| DATA PROVIDED |
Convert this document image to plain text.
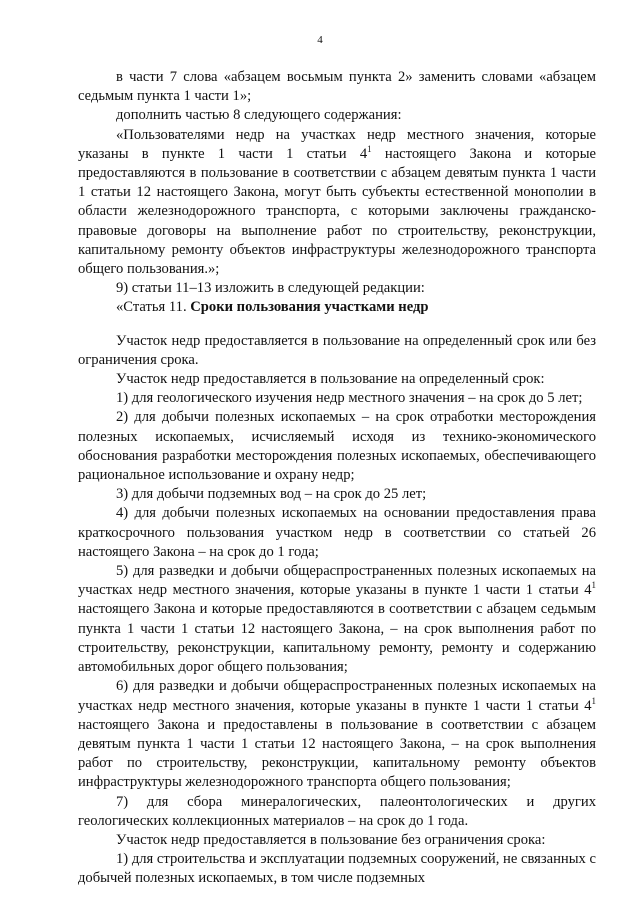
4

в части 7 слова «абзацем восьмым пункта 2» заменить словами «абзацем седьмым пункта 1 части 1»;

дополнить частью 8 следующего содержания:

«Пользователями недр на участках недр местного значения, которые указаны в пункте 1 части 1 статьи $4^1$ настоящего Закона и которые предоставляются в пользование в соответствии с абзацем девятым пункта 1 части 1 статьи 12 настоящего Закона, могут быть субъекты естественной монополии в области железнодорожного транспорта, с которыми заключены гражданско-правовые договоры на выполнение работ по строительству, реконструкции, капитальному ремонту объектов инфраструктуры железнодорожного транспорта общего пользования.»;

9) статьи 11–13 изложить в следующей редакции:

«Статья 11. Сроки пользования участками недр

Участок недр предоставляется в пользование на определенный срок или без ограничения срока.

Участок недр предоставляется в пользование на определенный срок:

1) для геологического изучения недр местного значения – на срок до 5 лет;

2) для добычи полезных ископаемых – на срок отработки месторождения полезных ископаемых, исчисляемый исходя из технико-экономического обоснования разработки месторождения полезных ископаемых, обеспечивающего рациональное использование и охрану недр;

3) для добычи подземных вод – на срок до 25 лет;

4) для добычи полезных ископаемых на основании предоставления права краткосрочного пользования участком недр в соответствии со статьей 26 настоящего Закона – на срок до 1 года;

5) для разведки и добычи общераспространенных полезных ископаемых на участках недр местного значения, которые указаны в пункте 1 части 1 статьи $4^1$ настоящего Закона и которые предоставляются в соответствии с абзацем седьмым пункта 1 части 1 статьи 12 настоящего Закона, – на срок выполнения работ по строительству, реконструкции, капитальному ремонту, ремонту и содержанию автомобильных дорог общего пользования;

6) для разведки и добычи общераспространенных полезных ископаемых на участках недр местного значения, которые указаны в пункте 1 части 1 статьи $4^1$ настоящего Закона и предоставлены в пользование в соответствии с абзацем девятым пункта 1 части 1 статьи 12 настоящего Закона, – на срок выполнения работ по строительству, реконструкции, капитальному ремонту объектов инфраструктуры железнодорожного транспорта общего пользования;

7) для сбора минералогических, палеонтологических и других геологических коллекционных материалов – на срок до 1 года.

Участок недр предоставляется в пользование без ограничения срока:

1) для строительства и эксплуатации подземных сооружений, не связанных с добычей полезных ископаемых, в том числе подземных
* * *
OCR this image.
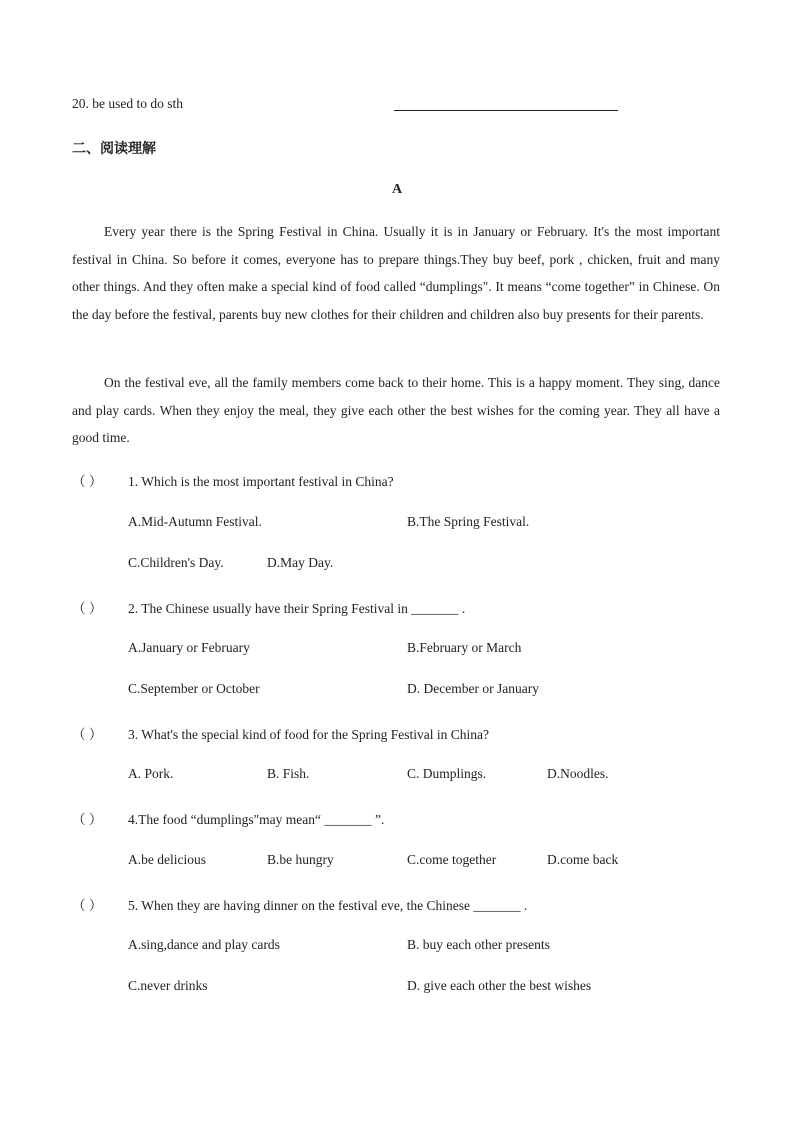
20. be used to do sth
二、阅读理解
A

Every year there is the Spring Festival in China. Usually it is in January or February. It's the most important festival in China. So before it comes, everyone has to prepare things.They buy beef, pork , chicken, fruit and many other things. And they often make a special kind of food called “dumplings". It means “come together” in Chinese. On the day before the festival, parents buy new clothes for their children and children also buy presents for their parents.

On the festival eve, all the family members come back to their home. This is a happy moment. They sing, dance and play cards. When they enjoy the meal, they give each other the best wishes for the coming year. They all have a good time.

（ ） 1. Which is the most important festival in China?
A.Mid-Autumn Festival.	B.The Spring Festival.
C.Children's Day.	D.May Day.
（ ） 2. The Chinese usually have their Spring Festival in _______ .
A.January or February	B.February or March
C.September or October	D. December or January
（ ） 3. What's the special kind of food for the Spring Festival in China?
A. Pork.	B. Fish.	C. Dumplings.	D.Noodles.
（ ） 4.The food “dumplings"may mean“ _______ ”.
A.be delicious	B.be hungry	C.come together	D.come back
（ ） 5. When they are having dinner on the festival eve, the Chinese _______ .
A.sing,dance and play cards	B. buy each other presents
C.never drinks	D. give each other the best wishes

| INSTRUCTIONS FOR THE TASK |
Copy out each line of the entries that holds "ограничения".

| TASK SOLUTION |
Участок недр предоставляется в пользование на определенный срок или без ограничения срока.
Участок недр предоставляется в пользование без ограничения срока:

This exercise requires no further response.